● **TASK TO COMPLETE**: Copy every line that contains the string "legend" from the entries below.

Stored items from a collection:
• • • • • • •

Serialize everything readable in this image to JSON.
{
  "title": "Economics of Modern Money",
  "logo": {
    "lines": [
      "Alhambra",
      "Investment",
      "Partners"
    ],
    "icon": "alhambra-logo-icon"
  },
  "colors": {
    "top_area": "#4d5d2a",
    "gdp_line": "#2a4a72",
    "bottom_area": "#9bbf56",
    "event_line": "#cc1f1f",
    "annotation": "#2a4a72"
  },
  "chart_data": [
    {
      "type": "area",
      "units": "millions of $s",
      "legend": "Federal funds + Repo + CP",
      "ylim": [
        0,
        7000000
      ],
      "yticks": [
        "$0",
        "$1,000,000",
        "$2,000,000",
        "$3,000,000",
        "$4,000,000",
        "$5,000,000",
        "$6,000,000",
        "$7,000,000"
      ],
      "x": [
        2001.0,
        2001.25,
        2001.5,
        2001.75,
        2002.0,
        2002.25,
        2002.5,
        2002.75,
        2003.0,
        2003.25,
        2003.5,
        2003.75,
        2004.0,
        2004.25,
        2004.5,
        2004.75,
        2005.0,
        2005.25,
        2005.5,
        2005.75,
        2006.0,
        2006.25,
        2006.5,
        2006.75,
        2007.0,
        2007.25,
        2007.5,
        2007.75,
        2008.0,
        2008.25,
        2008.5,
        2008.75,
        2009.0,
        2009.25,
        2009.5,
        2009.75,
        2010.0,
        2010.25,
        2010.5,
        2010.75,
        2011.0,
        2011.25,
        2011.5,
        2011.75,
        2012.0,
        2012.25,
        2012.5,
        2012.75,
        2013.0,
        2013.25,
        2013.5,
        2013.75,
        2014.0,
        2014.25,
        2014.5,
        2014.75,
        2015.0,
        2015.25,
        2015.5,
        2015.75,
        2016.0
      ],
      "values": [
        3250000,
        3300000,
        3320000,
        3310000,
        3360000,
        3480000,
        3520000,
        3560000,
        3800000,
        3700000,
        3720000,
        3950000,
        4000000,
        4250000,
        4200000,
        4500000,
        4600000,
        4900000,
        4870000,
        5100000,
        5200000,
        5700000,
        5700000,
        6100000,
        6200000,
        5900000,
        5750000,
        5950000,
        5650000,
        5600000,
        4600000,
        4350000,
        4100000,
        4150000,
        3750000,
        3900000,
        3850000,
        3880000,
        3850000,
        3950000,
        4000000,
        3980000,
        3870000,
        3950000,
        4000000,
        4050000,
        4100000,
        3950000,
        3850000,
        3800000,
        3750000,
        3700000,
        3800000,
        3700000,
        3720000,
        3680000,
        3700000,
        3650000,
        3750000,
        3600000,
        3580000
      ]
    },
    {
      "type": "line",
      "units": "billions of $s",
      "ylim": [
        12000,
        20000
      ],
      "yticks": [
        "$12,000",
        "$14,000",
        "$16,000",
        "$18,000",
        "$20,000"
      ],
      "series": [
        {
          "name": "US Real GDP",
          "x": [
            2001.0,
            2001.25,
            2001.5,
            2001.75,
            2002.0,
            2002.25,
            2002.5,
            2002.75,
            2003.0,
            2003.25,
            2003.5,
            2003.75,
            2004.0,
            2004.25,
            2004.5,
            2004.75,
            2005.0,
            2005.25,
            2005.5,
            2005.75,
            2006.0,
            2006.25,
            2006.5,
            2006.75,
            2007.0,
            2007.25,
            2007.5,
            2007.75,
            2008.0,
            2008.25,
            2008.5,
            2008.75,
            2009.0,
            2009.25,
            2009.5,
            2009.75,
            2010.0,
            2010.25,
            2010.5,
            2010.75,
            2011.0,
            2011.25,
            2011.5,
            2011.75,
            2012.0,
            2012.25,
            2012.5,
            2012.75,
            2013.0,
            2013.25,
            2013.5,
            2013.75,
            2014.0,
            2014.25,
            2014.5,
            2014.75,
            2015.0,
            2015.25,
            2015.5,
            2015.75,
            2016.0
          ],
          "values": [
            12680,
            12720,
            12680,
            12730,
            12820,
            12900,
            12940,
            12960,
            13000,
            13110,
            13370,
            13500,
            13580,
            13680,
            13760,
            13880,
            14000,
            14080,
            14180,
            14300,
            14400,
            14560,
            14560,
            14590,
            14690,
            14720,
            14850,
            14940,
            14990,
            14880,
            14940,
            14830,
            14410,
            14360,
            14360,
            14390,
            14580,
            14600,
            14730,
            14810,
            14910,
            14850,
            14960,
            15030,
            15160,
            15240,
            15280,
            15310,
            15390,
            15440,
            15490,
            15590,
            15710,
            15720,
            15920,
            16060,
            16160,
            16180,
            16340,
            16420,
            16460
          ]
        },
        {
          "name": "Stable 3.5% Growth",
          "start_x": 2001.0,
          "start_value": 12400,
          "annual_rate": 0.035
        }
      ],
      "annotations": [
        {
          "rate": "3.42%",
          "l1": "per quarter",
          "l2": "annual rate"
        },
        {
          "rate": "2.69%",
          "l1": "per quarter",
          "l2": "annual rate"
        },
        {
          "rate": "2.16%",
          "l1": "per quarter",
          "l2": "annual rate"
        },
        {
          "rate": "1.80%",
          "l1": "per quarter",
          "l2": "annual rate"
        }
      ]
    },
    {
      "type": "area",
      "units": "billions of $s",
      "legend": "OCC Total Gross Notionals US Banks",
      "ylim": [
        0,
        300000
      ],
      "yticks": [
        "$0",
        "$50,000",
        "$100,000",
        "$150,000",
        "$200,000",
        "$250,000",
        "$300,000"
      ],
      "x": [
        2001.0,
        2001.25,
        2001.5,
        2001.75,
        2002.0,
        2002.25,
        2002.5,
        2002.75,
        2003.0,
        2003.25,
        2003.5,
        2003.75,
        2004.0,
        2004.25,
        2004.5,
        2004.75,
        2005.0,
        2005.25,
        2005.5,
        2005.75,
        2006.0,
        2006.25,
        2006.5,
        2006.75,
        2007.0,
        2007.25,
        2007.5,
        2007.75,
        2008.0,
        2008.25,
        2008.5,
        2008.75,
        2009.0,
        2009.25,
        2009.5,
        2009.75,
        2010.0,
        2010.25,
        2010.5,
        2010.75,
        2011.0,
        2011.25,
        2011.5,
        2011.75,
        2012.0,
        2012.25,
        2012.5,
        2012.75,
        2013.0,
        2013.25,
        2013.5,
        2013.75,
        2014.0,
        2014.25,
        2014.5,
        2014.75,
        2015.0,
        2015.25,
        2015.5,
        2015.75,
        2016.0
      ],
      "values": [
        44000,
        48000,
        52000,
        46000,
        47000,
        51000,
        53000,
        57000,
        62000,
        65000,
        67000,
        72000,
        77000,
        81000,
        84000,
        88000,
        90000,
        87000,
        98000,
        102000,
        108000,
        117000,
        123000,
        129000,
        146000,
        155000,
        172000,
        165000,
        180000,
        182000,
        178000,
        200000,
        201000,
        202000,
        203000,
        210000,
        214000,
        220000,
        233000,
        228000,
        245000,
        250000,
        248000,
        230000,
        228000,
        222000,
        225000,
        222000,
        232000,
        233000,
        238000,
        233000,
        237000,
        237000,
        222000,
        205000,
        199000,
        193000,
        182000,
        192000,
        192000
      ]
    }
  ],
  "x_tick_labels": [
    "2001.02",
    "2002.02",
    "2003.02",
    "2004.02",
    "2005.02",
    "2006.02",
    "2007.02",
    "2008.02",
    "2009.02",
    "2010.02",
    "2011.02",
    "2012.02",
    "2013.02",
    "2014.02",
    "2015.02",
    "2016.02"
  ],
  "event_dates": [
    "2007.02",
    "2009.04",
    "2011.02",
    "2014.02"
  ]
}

• • • • • • •

● **RESULT**:
      "legend": "Federal funds + Repo + CP",
      "legend": "OCC Total Gross Notionals US Banks",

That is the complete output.